--- start of Input for this task ---
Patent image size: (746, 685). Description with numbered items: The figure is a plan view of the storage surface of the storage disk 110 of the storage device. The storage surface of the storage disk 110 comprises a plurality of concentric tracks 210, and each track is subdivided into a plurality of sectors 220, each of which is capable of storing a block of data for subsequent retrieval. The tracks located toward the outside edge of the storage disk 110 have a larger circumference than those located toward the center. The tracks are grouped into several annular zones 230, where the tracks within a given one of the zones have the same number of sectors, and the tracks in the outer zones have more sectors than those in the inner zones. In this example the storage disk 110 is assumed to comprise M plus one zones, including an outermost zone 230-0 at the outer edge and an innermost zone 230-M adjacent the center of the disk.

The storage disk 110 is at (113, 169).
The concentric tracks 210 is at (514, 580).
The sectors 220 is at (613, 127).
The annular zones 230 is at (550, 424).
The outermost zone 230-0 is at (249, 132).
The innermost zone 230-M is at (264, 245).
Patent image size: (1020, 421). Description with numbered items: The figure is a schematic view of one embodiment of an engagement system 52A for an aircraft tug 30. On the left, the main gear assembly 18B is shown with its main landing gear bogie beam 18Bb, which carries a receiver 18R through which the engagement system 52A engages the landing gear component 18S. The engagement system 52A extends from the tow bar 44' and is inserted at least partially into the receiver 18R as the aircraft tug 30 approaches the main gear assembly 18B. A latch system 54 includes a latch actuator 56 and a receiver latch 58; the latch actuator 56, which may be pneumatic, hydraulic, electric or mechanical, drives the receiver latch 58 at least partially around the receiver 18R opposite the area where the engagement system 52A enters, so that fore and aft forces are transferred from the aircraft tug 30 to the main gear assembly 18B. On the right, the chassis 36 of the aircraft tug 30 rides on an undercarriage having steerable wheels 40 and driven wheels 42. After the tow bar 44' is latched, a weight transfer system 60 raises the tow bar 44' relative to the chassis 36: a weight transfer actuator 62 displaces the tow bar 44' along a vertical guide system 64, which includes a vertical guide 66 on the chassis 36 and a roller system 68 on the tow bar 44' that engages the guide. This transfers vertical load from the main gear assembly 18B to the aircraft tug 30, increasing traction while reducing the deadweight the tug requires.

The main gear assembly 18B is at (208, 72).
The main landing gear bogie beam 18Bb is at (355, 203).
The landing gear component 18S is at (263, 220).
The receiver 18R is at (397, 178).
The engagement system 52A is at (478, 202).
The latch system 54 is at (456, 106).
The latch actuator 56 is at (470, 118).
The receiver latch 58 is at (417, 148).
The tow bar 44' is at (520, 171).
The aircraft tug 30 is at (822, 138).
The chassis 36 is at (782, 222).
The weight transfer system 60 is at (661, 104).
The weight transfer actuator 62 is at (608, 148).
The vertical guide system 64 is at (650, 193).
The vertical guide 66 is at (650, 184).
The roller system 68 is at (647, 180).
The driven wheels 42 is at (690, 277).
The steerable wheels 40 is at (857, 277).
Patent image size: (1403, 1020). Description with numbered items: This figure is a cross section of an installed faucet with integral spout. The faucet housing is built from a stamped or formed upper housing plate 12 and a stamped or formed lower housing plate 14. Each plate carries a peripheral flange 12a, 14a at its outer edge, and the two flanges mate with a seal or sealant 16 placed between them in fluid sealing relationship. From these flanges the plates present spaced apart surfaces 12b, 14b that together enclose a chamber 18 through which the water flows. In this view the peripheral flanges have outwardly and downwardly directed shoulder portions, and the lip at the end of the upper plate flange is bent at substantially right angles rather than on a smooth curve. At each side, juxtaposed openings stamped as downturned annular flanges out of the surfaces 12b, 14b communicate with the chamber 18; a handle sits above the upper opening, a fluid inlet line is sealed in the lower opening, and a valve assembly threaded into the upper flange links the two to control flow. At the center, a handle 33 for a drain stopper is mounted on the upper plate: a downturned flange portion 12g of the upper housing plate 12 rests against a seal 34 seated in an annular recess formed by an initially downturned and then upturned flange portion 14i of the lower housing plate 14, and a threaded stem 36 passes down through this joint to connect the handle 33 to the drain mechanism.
--- end of Input for this task ---
- _Work to do_
Output every line of the items above as a JSON list of strings, with one string per line and blank lines omitted.

- _Exercise solution_
[
  "Patent image size: (746, 685). Description with numbered items: The figure is a plan view of the storage surface of the storage disk 110 of the storage device. The storage surface of the storage disk 110 comprises a plurality of concentric tracks 210, and each track is subdivided into a plurality of sectors 220, each of which is capable of storing a block of data for subsequent retrieval. The tracks located toward the outside edge of the storage disk 110 have a larger circumference than those located toward the center. The tracks are grouped into several annular zones 230, where the tracks within a given one of the zones have the same number of sectors, and the tracks in the outer zones have more sectors than those in the inner zones. In this example the storage disk 110 is assumed to comprise M plus one zones, including an outermost zone 230-0 at the outer edge and an innermost zone 230-M adjacent the center of the disk.",
  "The storage disk 110 is at (113, 169).",
  "The concentric tracks 210 is at (514, 580).",
  "The sectors 220 is at (613, 127).",
  "The annular zones 230 is at (550, 424).",
  "The outermost zone 230-0 is at (249, 132).",
  "The innermost zone 230-M is at (264, 245).",
  "Patent image size: (1020, 421). Description with numbered items: The figure is a schematic view of one embodiment of an engagement system 52A for an aircraft tug 30. On the left, the main gear assembly 18B is shown with its main landing gear bogie beam 18Bb, which carries a receiver 18R through which the engagement system 52A engages the landing gear component 18S. The engagement system 52A extends from the tow bar 44' and is inserted at least partially into the receiver 18R as the aircraft tug 30 approaches the main gear assembly 18B. A latch system 54 includes a latch actuator 56 and a receiver latch 58; the latch actuator 56, which may be pneumatic, hydraulic, electric or mechanical, drives the receiver latch 58 at least partially around the receiver 18R opposite the area where the engagement system 52A enters, so that fore and aft forces are transferred from the aircraft tug 30 to the main gear assembly 18B. On the right, the chassis 36 of the aircraft tug 30 rides on an undercarriage having steerable wheels 40 and driven wheels 42. After the tow bar 44' is latched, a weight transfer system 60 raises the tow bar 44' relative to the chassis 36: a weight transfer actuator 62 displaces the tow bar 44' along a vertical guide system 64, which includes a vertical guide 66 on the chassis 36 and a roller system 68 on the tow bar 44' that engages the guide. This transfers vertical load from the main gear assembly 18B to the aircraft tug 30, increasing traction while reducing the deadweight the tug requires.",
  "The main gear assembly 18B is at (208, 72).",
  "The main landing gear bogie beam 18Bb is at (355, 203).",
  "The landing gear component 18S is at (263, 220).",
  "The receiver 18R is at (397, 178).",
  "The engagement system 52A is at (478, 202).",
  "The latch system 54 is at (456, 106).",
  "The latch actuator 56 is at (470, 118).",
  "The receiver latch 58 is at (417, 148).",
  "The tow bar 44' is at (520, 171).",
  "The aircraft tug 30 is at (822, 138).",
  "The chassis 36 is at (782, 222).",
  "The weight transfer system 60 is at (661, 104).",
  "The weight transfer actuator 62 is at (608, 148).",
  "The vertical guide system 64 is at (650, 193).",
  "The vertical guide 66 is at (650, 184).",
  "The roller system 68 is at (647, 180).",
  "The driven wheels 42 is at (690, 277).",
  "The steerable wheels 40 is at (857, 277).",
  "Patent image size: (1403, 1020). Description with numbered items: This figure is a cross section of an installed faucet with integral spout. The faucet housing is built from a stamped or formed upper housing plate 12 and a stamped or formed lower housing plate 14. Each plate carries a peripheral flange 12a, 14a at its outer edge, and the two flanges mate with a seal or sealant 16 placed between them in fluid sealing relationship. From these flanges the plates present spaced apart surfaces 12b, 14b that together enclose a chamber 18 through which the water flows. In this view the peripheral flanges have outwardly and downwardly directed shoulder portions, and the lip at the end of the upper plate flange is bent at substantially right angles rather than on a smooth curve. At each side, juxtaposed openings stamped as downturned annular flanges out of the surfaces 12b, 14b communicate with the chamber 18; a handle sits above the upper opening, a fluid inlet line is sealed in the lower opening, and a valve assembly threaded into the upper flange links the two to control flow. At the center, a handle 33 for a drain stopper is mounted on the upper plate: a downturned flange portion 12g of the upper housing plate 12 rests against a seal 34 seated in an annular recess formed by an initially downturned and then upturned flange portion 14i of the lower housing plate 14, and a threaded stem 36 passes down through this joint to connect the handle 33 to the drain mechanism."
]